### EXERCISE PROMPT
Below is a set of entries. Reproduce exactly the lines from the one containing "Output a JSON" through the end, both included.

### DATASET RECORDS
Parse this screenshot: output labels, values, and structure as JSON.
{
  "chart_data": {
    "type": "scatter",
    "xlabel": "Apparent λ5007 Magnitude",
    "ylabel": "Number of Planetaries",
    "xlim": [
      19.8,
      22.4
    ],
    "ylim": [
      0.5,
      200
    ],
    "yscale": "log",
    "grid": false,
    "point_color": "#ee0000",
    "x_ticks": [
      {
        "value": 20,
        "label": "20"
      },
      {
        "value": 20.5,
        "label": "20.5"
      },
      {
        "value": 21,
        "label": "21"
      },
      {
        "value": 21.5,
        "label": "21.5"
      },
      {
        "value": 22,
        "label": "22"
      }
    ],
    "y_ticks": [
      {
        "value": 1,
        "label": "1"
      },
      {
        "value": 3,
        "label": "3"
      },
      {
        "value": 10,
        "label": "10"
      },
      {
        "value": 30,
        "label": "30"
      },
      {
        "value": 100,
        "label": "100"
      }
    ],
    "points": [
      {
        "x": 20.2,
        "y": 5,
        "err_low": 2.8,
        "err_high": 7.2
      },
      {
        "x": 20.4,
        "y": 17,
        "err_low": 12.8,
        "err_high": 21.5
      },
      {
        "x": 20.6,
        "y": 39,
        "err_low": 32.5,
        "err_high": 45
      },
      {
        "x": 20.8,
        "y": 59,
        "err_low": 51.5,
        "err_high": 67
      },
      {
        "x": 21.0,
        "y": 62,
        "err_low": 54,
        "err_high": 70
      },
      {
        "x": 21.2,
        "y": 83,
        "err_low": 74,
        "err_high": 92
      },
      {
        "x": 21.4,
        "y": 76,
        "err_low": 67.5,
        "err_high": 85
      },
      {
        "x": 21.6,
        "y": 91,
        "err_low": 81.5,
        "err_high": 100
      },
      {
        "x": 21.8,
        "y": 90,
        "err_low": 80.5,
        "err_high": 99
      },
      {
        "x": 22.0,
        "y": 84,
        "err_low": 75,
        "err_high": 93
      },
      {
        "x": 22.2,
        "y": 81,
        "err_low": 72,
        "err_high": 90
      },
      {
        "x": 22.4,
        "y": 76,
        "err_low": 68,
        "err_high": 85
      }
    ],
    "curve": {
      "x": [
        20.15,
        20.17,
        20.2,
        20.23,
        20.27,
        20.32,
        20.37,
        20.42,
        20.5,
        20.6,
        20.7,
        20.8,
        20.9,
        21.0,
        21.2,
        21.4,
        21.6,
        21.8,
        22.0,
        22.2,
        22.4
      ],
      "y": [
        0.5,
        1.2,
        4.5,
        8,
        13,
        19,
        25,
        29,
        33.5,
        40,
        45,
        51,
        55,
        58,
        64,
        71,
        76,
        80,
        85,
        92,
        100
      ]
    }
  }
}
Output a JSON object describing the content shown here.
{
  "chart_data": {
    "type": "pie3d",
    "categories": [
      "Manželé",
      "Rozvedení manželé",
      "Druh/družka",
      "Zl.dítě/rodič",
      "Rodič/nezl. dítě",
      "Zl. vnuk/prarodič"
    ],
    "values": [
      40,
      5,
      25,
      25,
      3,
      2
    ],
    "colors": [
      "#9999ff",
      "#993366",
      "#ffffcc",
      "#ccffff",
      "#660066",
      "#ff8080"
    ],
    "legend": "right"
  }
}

### FINISHED ANSWER
Output a JSON object describing the content shown here.
{
  "chart_data": {
    "type": "pie3d",
    "categories": [
      "Manželé",
      "Rozvedení manželé",
      "Druh/družka",
      "Zl.dítě/rodič",
      "Rodič/nezl. dítě",
      "Zl. vnuk/prarodič"
    ],
    "values": [
      40,
      5,
      25,
      25,
      3,
      2
    ],
    "colors": [
      "#9999ff",
      "#993366",
      "#ffffcc",
      "#ccffff",
      "#660066",
      "#ff8080"
    ],
    "legend": "right"
  }
}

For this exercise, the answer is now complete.